How to get around Mexico City

Mexico City is huge and chaotic (it’s one of the biggest metropoleis in the world), so it’s natural to feel overwhelmed by it, especially for first-time visitors.


This quick guide will help you master the art of transportation in CDMX so that you’ll soon be able to get around with your eyes closed (almost).


1. Public transportation

2. Uber and Cabify

3. Taxis

4. Ecobici

5. Transportation from the airport




Public transportation

Mexico City has three main options for public transportation:


1. Subway
Mexico city subway

Photo: 16:9clue


This is the best way to move around the city. Its network is large enough to get you to the areas visitors need to explore. It is fast, cheap, well connected and easy to use. You can buy single tickets ($5 pesos) in any train station, or a rechargeable card for $10 pesos extra (this card can also be used in the Metrobús).


Subway cars and stations are safe, although you have to be aware of pickpockets.


Subway stops are regular (check out the network map here).


Operation hours:



Monday to Friday: 5 AM – 12 AM
Saturday: 6 AM – 12 AM
Sunday and Holidays: 7 AM – 12 AM

For more information, visit the official website of the CDMX metro: metro.cdmx.gob.mx


2. Metrobús
Metrobus CDMX

Photo: Metrobús


The Metrobús is nothing more than a fast bus (it has its own circulation lane). It is found only in the following areas of the city:



The historic center
The trendy neighborhoods of Condesa and Roma
The south of the city — including the fascinating area of Ciudad Universitaria, the main campus of UNAM, the biggest and most important public college in Mexico.
The airport

Get the Metrobús system map here.

★ ★ ★

**Task set:**
#1 According to the Mexico City transportation guide, why is the subway the best way to move around the city? Answer in one to three sentences.
#2 Resume the Mexico City transportation guide from the point at which it stops.
The material that comes next has no role in this work.

**Data provided:**
★ ★ ★

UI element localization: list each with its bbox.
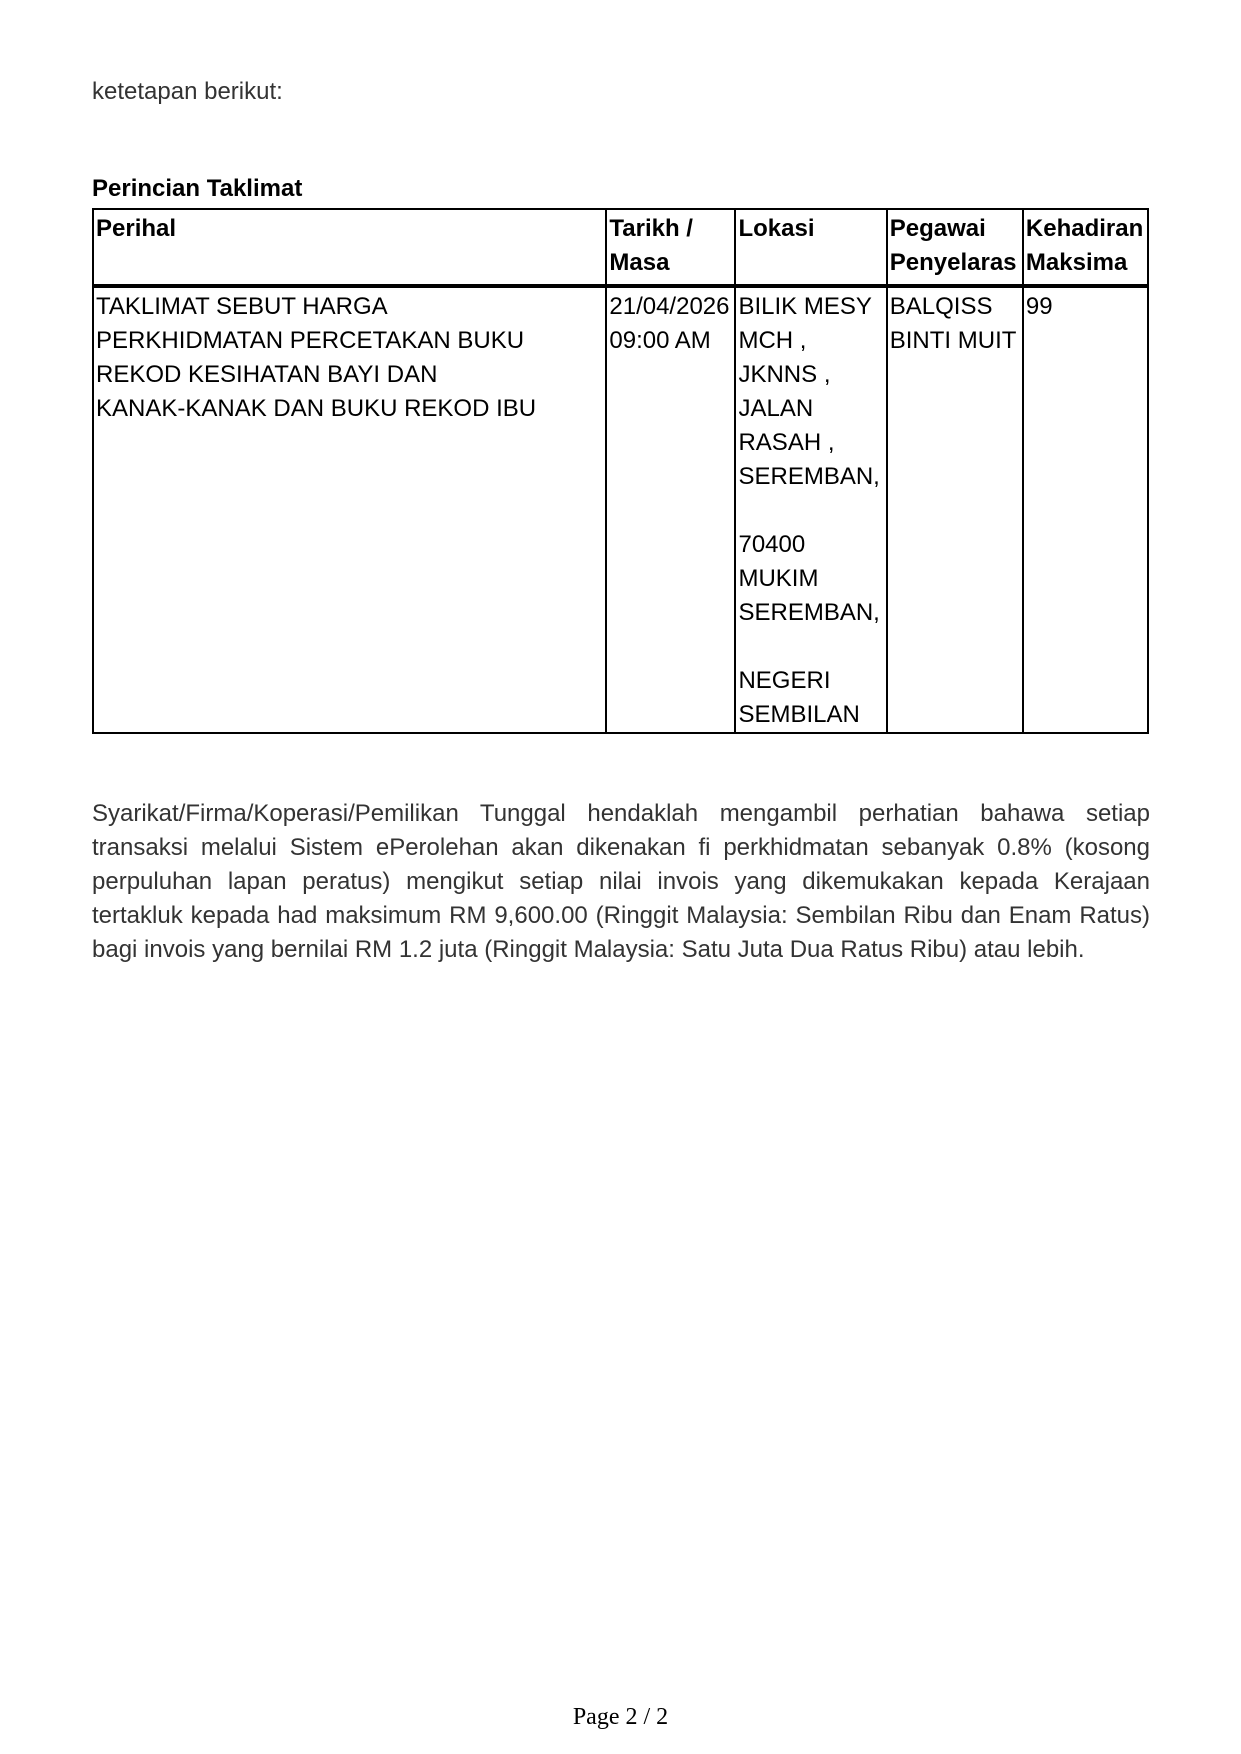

★ ★ ★

**Expected results:**
#1 The subway's network is large enough to reach the areas visitors need to explore. It is also fast, cheap, well connected and easy to use.

#2
This service works exclusively with a rechargeable card that you can buy directly in the stations. It costs $16 pesos and includes the first ride. Afterwards, you can recharge it in any station. A single ride costs $6 pesos. The same card can be used in the Metro.


There are six lines of Metrobús and each one has different operation hours, but all of them run from around 5 AM to 10 PM. For the complete schedules of all the lines click here.


3. Regular buses
Bus in CDMX

Photo: Eneas De Troya



Best-known as “peceros”, they are all over the city but are the last option I recommend for getting around CDMX. They are old, operators drive very poorly, and they change their routes as they please (this is not that common, but it happens). Even locals get lost, so it’s not an advisable mean of transportation if you’re a first-time visitor. If you still want to give “peceros” a try, download the Citymapper mobile app where you’ll get accurate information on which bus to take, where to get off, etc. Regular buses in Mexico City only accept cash, and some of them don’t give change, so be sure to have coins with you.


 


Uber and Cabify

Both Uber and Cabify are excellent options for private transportation in the city. In comparison to the rates in the United States and Europe, Mexico’s are super cheap and the service is very good.



If you’re a woman and feel unsafe using Uber or Cabify, try Laudrive — it provides service exclusively to women.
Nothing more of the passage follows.